DATASET.

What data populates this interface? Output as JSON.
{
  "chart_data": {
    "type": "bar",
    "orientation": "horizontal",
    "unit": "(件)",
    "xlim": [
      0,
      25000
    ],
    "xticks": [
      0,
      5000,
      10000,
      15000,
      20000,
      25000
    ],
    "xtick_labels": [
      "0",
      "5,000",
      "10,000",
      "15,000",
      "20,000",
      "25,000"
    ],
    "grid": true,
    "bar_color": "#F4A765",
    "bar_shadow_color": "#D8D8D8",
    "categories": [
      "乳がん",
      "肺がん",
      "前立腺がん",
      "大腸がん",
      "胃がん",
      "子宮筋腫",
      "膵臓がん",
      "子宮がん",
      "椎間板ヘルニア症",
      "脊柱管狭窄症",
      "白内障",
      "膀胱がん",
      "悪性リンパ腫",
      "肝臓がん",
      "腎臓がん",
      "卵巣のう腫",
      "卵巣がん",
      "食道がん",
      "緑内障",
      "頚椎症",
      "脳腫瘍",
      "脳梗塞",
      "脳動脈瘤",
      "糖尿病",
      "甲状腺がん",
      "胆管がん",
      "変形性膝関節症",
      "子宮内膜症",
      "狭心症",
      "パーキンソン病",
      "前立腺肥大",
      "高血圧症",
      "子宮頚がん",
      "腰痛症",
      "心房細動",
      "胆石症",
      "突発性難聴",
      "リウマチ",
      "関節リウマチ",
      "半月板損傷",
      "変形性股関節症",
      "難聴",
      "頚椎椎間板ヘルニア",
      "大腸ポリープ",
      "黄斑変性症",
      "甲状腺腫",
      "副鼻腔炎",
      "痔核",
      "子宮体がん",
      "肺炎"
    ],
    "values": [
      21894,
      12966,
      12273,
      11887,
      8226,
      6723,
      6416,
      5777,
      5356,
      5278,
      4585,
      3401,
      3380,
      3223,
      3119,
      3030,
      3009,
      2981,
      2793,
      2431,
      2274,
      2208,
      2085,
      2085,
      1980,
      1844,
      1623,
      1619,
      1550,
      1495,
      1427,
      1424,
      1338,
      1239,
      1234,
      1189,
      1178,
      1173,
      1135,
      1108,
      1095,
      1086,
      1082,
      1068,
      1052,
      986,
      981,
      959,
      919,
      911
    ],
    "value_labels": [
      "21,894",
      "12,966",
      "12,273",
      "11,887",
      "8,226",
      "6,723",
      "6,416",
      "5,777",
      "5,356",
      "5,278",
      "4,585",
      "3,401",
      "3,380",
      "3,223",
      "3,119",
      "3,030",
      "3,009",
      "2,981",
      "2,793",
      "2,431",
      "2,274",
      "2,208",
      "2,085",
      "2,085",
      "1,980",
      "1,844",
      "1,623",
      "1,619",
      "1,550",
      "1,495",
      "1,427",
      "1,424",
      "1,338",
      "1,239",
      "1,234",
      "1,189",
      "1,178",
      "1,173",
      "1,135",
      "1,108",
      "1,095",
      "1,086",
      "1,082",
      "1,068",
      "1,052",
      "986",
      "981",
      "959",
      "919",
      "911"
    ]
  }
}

THE REQUEST.
The listing above should be transcribed in full, exactly as written.

CORRECT ANSWER.
What data populates this interface? Output as JSON.
{
  "chart_data": {
    "type": "bar",
    "orientation": "horizontal",
    "unit": "(件)",
    "xlim": [
      0,
      25000
    ],
    "xticks": [
      0,
      5000,
      10000,
      15000,
      20000,
      25000
    ],
    "xtick_labels": [
      "0",
      "5,000",
      "10,000",
      "15,000",
      "20,000",
      "25,000"
    ],
    "grid": true,
    "bar_color": "#F4A765",
    "bar_shadow_color": "#D8D8D8",
    "categories": [
      "乳がん",
      "肺がん",
      "前立腺がん",
      "大腸がん",
      "胃がん",
      "子宮筋腫",
      "膵臓がん",
      "子宮がん",
      "椎間板ヘルニア症",
      "脊柱管狭窄症",
      "白内障",
      "膀胱がん",
      "悪性リンパ腫",
      "肝臓がん",
      "腎臓がん",
      "卵巣のう腫",
      "卵巣がん",
      "食道がん",
      "緑内障",
      "頚椎症",
      "脳腫瘍",
      "脳梗塞",
      "脳動脈瘤",
      "糖尿病",
      "甲状腺がん",
      "胆管がん",
      "変形性膝関節症",
      "子宮内膜症",
      "狭心症",
      "パーキンソン病",
      "前立腺肥大",
      "高血圧症",
      "子宮頚がん",
      "腰痛症",
      "心房細動",
      "胆石症",
      "突発性難聴",
      "リウマチ",
      "関節リウマチ",
      "半月板損傷",
      "変形性股関節症",
      "難聴",
      "頚椎椎間板ヘルニア",
      "大腸ポリープ",
      "黄斑変性症",
      "甲状腺腫",
      "副鼻腔炎",
      "痔核",
      "子宮体がん",
      "肺炎"
    ],
    "values": [
      21894,
      12966,
      12273,
      11887,
      8226,
      6723,
      6416,
      5777,
      5356,
      5278,
      4585,
      3401,
      3380,
      3223,
      3119,
      3030,
      3009,
      2981,
      2793,
      2431,
      2274,
      2208,
      2085,
      2085,
      1980,
      1844,
      1623,
      1619,
      1550,
      1495,
      1427,
      1424,
      1338,
      1239,
      1234,
      1189,
      1178,
      1173,
      1135,
      1108,
      1095,
      1086,
      1082,
      1068,
      1052,
      986,
      981,
      959,
      919,
      911
    ],
    "value_labels": [
      "21,894",
      "12,966",
      "12,273",
      "11,887",
      "8,226",
      "6,723",
      "6,416",
      "5,777",
      "5,356",
      "5,278",
      "4,585",
      "3,401",
      "3,380",
      "3,223",
      "3,119",
      "3,030",
      "3,009",
      "2,981",
      "2,793",
      "2,431",
      "2,274",
      "2,208",
      "2,085",
      "2,085",
      "1,980",
      "1,844",
      "1,623",
      "1,619",
      "1,550",
      "1,495",
      "1,427",
      "1,424",
      "1,338",
      "1,239",
      "1,234",
      "1,189",
      "1,178",
      "1,173",
      "1,135",
      "1,108",
      "1,095",
      "1,086",
      "1,082",
      "1,068",
      "1,052",
      "986",
      "981",
      "959",
      "919",
      "911"
    ]
  }
}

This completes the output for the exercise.